[Stored records]

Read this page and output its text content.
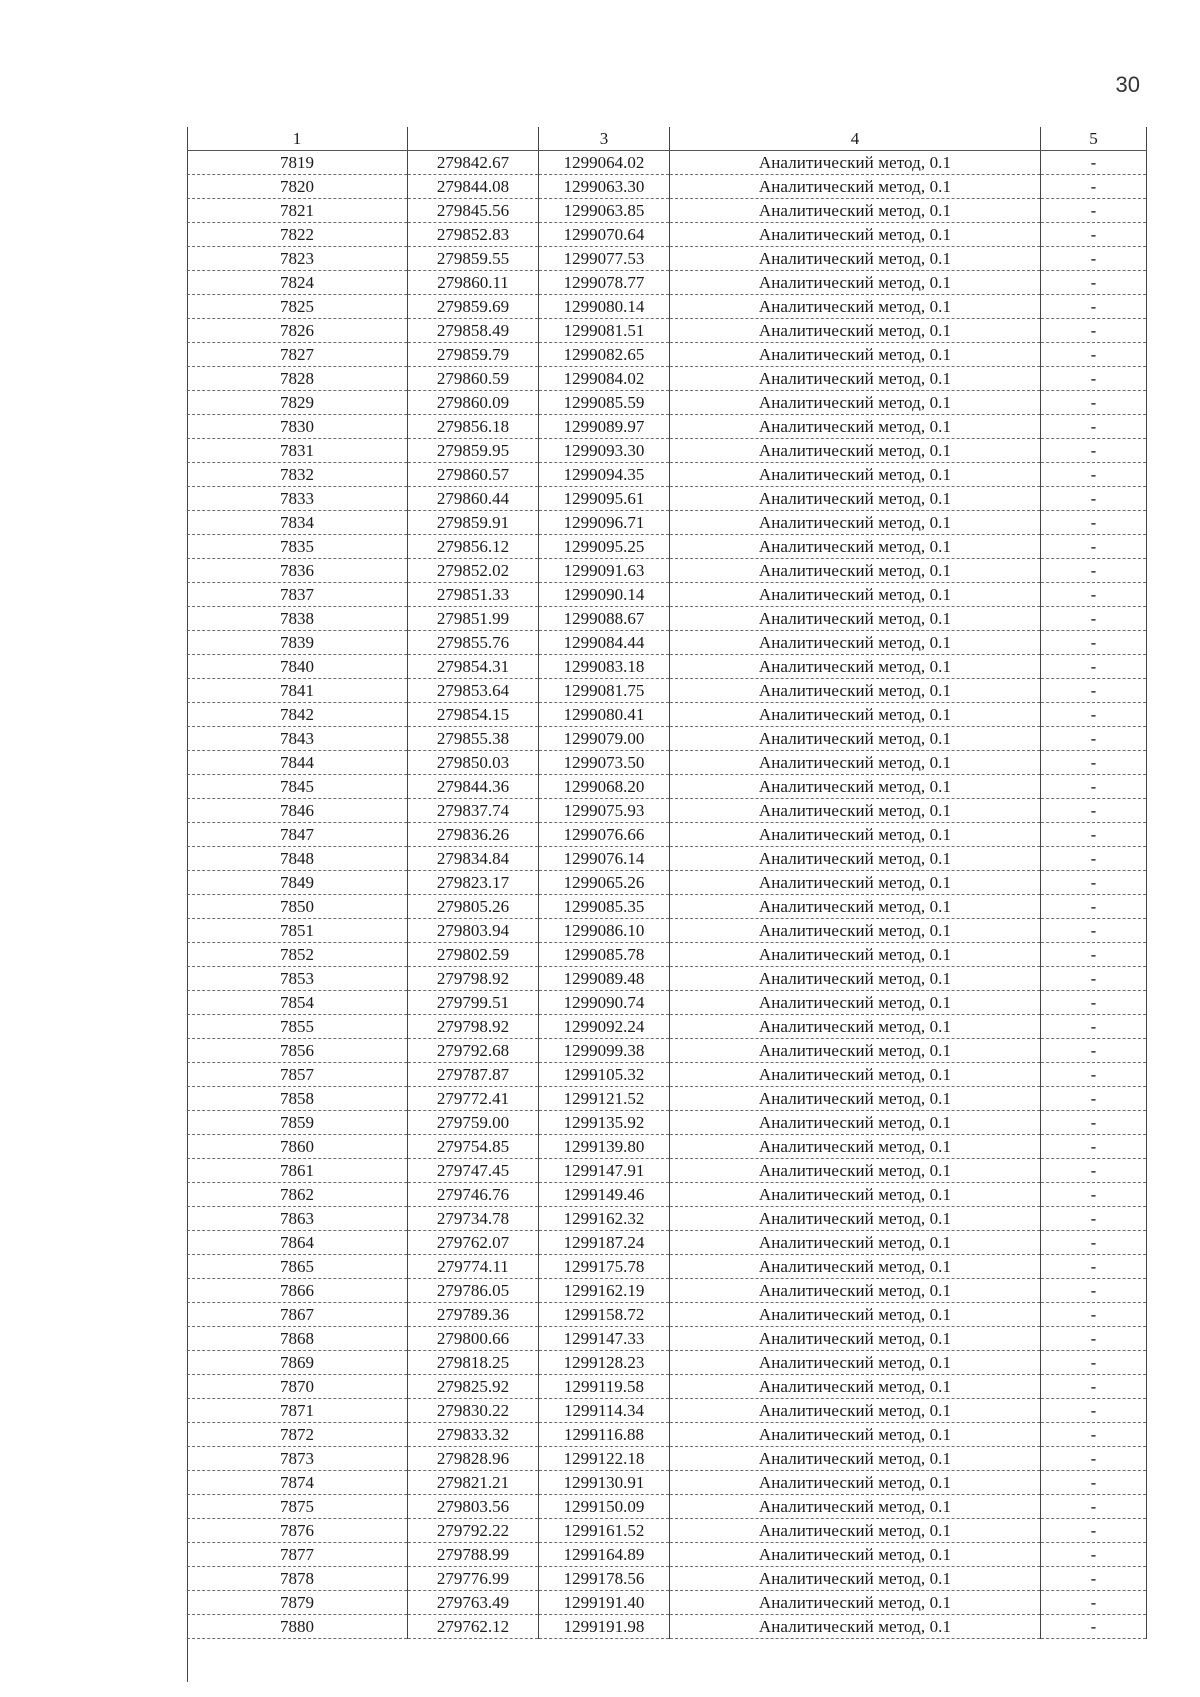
30
1		3	4	5
7819	279842.67	1299064.02	Аналитический метод, 0.1	-
7820	279844.08	1299063.30	Аналитический метод, 0.1	-
7821	279845.56	1299063.85	Аналитический метод, 0.1	-
7822	279852.83	1299070.64	Аналитический метод, 0.1	-
7823	279859.55	1299077.53	Аналитический метод, 0.1	-
7824	279860.11	1299078.77	Аналитический метод, 0.1	-
7825	279859.69	1299080.14	Аналитический метод, 0.1	-
7826	279858.49	1299081.51	Аналитический метод, 0.1	-
7827	279859.79	1299082.65	Аналитический метод, 0.1	-
7828	279860.59	1299084.02	Аналитический метод, 0.1	-
7829	279860.09	1299085.59	Аналитический метод, 0.1	-
7830	279856.18	1299089.97	Аналитический метод, 0.1	-
7831	279859.95	1299093.30	Аналитический метод, 0.1	-
7832	279860.57	1299094.35	Аналитический метод, 0.1	-
7833	279860.44	1299095.61	Аналитический метод, 0.1	-
7834	279859.91	1299096.71	Аналитический метод, 0.1	-
7835	279856.12	1299095.25	Аналитический метод, 0.1	-
7836	279852.02	1299091.63	Аналитический метод, 0.1	-
7837	279851.33	1299090.14	Аналитический метод, 0.1	-
7838	279851.99	1299088.67	Аналитический метод, 0.1	-
7839	279855.76	1299084.44	Аналитический метод, 0.1	-
7840	279854.31	1299083.18	Аналитический метод, 0.1	-
7841	279853.64	1299081.75	Аналитический метод, 0.1	-
7842	279854.15	1299080.41	Аналитический метод, 0.1	-
7843	279855.38	1299079.00	Аналитический метод, 0.1	-
7844	279850.03	1299073.50	Аналитический метод, 0.1	-
7845	279844.36	1299068.20	Аналитический метод, 0.1	-
7846	279837.74	1299075.93	Аналитический метод, 0.1	-
7847	279836.26	1299076.66	Аналитический метод, 0.1	-
7848	279834.84	1299076.14	Аналитический метод, 0.1	-
7849	279823.17	1299065.26	Аналитический метод, 0.1	-
7850	279805.26	1299085.35	Аналитический метод, 0.1	-
7851	279803.94	1299086.10	Аналитический метод, 0.1	-
7852	279802.59	1299085.78	Аналитический метод, 0.1	-
7853	279798.92	1299089.48	Аналитический метод, 0.1	-
7854	279799.51	1299090.74	Аналитический метод, 0.1	-
7855	279798.92	1299092.24	Аналитический метод, 0.1	-
7856	279792.68	1299099.38	Аналитический метод, 0.1	-
7857	279787.87	1299105.32	Аналитический метод, 0.1	-
7858	279772.41	1299121.52	Аналитический метод, 0.1	-
7859	279759.00	1299135.92	Аналитический метод, 0.1	-
7860	279754.85	1299139.80	Аналитический метод, 0.1	-
7861	279747.45	1299147.91	Аналитический метод, 0.1	-
7862	279746.76	1299149.46	Аналитический метод, 0.1	-
7863	279734.78	1299162.32	Аналитический метод, 0.1	-
7864	279762.07	1299187.24	Аналитический метод, 0.1	-
7865	279774.11	1299175.78	Аналитический метод, 0.1	-
7866	279786.05	1299162.19	Аналитический метод, 0.1	-
7867	279789.36	1299158.72	Аналитический метод, 0.1	-
7868	279800.66	1299147.33	Аналитический метод, 0.1	-
7869	279818.25	1299128.23	Аналитический метод, 0.1	-
7870	279825.92	1299119.58	Аналитический метод, 0.1	-
7871	279830.22	1299114.34	Аналитический метод, 0.1	-
7872	279833.32	1299116.88	Аналитический метод, 0.1	-
7873	279828.96	1299122.18	Аналитический метод, 0.1	-
7874	279821.21	1299130.91	Аналитический метод, 0.1	-
7875	279803.56	1299150.09	Аналитический метод, 0.1	-
7876	279792.22	1299161.52	Аналитический метод, 0.1	-
7877	279788.99	1299164.89	Аналитический метод, 0.1	-
7878	279776.99	1299178.56	Аналитический метод, 0.1	-
7879	279763.49	1299191.40	Аналитический метод, 0.1	-
7880	279762.12	1299191.98	Аналитический метод, 0.1	-
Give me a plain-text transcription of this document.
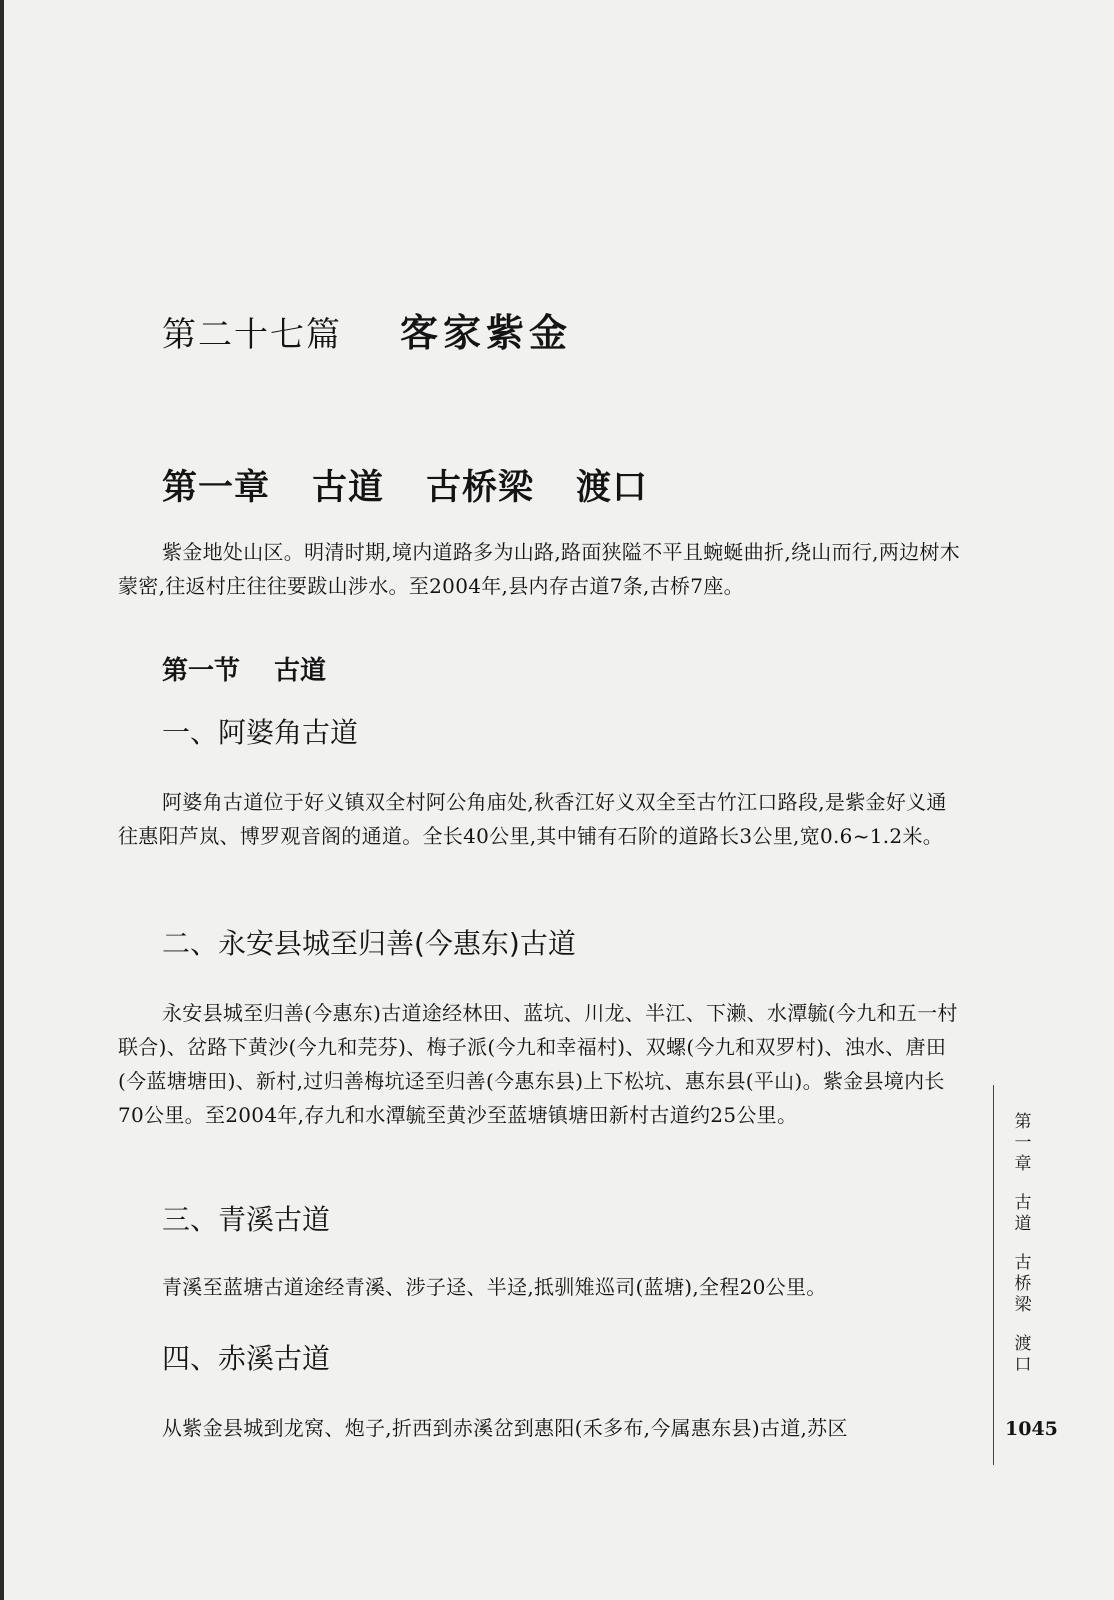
第二十七篇 客家紫金
第一章 古道 古桥梁 渡口

紫金地处山区。明清时期,境内道路多为山路,路面狭隘不平且蜿蜒曲折,绕山而行,两边树木蒙密,往返村庄往往要跋山涉水。至2004年,县内存古道7条,古桥7座。

第一节 古道
一、阿婆角古道

阿婆角古道位于好义镇双全村阿公角庙处,秋香江好义双全至古竹江口路段,是紫金好义通往惠阳芦岚、博罗观音阁的通道。全长40公里,其中铺有石阶的道路长3公里,宽0.6~1.2米。

二、永安县城至归善(今惠东)古道

永安县城至归善(今惠东)古道途经林田、蓝坑、川龙、半江、下濑、水潭毓(今九和五一村联合)、岔路下黄沙(今九和芫芬)、梅子派(今九和幸福村)、双螺(今九和双罗村)、浊水、唐田(今蓝塘塘田)、新村,过归善梅坑迳至归善(今惠东县)上下松坑、惠东县(平山)。紫金县境内长70公里。至2004年,存九和水潭毓至黄沙至蓝塘镇塘田新村古道约25公里。

三、青溪古道

青溪至蓝塘古道途经青溪、涉子迳、半迳,抵驯雉巡司(蓝塘),全程20公里。

四、赤溪古道

从紫金县城到龙窝、炮子,折西到赤溪岔到惠阳(禾多布,今属惠东县)古道,苏区

第
一
章
古
道
古
桥
梁
渡
口

1045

■ TASK OBJECTIVE ■
Which lines hold the word "text"? Return all of them from the records above.

■ RESPONSE ■
Read this page and output its text content.
Give me a plain-text transcription of this document.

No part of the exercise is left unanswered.